## WHAT IS REQUIRED
Keep only those lines of the records that include the string "remplies".

(Stored records)
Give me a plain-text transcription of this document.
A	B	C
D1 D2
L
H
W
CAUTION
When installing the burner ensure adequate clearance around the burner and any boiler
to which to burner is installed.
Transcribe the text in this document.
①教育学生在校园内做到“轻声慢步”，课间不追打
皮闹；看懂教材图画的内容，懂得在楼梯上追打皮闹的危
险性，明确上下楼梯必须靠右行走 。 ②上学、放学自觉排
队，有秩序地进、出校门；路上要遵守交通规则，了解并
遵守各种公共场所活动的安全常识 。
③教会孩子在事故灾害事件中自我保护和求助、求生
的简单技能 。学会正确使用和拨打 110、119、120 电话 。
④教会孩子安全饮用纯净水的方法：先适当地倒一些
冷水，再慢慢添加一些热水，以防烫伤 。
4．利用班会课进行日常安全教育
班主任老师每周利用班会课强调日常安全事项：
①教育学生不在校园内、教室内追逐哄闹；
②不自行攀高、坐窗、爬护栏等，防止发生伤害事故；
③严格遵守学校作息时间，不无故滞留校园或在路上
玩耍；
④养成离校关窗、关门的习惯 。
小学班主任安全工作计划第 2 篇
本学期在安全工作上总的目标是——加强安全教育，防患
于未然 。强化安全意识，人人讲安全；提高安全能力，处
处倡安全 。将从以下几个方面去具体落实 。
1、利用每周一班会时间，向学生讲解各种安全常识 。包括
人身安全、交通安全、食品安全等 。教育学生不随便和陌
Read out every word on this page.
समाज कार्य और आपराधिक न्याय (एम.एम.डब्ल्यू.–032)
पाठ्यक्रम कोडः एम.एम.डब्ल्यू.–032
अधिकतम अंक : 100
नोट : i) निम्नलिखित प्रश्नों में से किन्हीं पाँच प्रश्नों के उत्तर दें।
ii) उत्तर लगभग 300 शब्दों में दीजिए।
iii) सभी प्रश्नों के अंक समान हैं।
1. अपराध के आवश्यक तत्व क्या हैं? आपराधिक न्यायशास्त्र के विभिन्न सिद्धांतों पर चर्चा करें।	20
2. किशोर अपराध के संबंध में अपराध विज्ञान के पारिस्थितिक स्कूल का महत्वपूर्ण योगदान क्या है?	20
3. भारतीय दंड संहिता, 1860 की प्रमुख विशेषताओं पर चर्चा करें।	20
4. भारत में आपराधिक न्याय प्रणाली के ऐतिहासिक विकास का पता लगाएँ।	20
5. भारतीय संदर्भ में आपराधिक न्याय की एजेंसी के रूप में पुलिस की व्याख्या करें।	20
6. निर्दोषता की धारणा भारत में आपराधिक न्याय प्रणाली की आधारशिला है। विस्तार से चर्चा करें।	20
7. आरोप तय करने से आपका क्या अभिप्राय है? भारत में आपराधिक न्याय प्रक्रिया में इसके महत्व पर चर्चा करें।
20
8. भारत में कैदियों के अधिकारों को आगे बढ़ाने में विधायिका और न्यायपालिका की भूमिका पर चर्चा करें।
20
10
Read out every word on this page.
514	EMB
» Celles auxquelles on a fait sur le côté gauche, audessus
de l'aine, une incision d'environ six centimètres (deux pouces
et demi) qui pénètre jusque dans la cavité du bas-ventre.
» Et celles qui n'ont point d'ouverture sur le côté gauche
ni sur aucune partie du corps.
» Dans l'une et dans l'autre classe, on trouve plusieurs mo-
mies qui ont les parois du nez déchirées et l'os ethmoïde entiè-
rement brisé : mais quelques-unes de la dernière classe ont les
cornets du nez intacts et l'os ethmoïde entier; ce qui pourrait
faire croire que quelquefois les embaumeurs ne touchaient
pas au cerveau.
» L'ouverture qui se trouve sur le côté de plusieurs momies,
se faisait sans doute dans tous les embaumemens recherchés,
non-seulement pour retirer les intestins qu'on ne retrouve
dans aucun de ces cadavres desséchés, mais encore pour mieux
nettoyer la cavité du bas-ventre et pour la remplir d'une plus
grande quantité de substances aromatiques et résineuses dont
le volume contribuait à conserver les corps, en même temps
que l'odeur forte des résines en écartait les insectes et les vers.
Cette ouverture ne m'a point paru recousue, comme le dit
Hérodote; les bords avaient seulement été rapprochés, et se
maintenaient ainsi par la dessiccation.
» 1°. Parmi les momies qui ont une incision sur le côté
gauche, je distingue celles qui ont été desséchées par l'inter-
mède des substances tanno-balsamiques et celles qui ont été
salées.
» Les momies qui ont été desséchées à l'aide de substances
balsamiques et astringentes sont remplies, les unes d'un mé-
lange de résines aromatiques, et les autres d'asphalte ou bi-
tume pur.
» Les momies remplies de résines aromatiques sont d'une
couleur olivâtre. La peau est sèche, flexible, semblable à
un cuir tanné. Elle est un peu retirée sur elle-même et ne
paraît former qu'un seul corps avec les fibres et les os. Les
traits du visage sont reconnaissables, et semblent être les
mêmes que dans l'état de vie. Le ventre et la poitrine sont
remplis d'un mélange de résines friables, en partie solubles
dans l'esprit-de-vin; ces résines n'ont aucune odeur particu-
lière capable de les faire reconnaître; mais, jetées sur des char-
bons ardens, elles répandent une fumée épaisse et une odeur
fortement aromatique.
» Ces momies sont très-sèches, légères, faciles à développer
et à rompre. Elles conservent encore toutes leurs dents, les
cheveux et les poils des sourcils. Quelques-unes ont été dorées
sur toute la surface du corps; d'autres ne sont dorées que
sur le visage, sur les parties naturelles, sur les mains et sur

## RESPONSE
balsamiques et astringentes sont remplies, les unes d'un mé-
» Les momies remplies de résines aromatiques sont d'une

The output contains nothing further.